▶ _WHAT THE TASK REQUIRES_
Exactly reproduce each record listed below.

--- START DATA SHOWN ---

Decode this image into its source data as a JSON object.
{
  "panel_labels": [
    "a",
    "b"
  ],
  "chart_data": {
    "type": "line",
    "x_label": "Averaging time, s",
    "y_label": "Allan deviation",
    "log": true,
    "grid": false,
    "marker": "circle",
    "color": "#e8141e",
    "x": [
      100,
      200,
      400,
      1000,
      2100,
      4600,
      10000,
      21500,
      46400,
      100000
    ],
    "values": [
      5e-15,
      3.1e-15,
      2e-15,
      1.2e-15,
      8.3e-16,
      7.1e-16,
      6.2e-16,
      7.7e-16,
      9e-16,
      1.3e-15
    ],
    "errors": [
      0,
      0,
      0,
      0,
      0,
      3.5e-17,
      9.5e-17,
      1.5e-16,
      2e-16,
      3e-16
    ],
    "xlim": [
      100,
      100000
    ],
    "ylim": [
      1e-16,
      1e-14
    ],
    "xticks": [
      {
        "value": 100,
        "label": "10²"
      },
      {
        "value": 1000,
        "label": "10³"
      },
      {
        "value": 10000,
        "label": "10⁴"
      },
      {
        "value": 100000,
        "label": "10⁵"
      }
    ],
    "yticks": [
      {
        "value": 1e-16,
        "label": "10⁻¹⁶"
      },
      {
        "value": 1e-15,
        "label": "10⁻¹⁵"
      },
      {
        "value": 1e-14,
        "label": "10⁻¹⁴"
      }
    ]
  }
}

--- END DATA SHOWN ---

▶ _EXERCISE RESULT_
Decode this image into its source data as a JSON object.
{
  "panel_labels": [
    "a",
    "b"
  ],
  "chart_data": {
    "type": "line",
    "x_label": "Averaging time, s",
    "y_label": "Allan deviation",
    "log": true,
    "grid": false,
    "marker": "circle",
    "color": "#e8141e",
    "x": [
      100,
      200,
      400,
      1000,
      2100,
      4600,
      10000,
      21500,
      46400,
      100000
    ],
    "values": [
      5e-15,
      3.1e-15,
      2e-15,
      1.2e-15,
      8.3e-16,
      7.1e-16,
      6.2e-16,
      7.7e-16,
      9e-16,
      1.3e-15
    ],
    "errors": [
      0,
      0,
      0,
      0,
      0,
      3.5e-17,
      9.5e-17,
      1.5e-16,
      2e-16,
      3e-16
    ],
    "xlim": [
      100,
      100000
    ],
    "ylim": [
      1e-16,
      1e-14
    ],
    "xticks": [
      {
        "value": 100,
        "label": "10²"
      },
      {
        "value": 1000,
        "label": "10³"
      },
      {
        "value": 10000,
        "label": "10⁴"
      },
      {
        "value": 100000,
        "label": "10⁵"
      }
    ],
    "yticks": [
      {
        "value": 1e-16,
        "label": "10⁻¹⁶"
      },
      {
        "value": 1e-15,
        "label": "10⁻¹⁵"
      },
      {
        "value": 1e-14,
        "label": "10⁻¹⁴"
      }
    ]
  }
}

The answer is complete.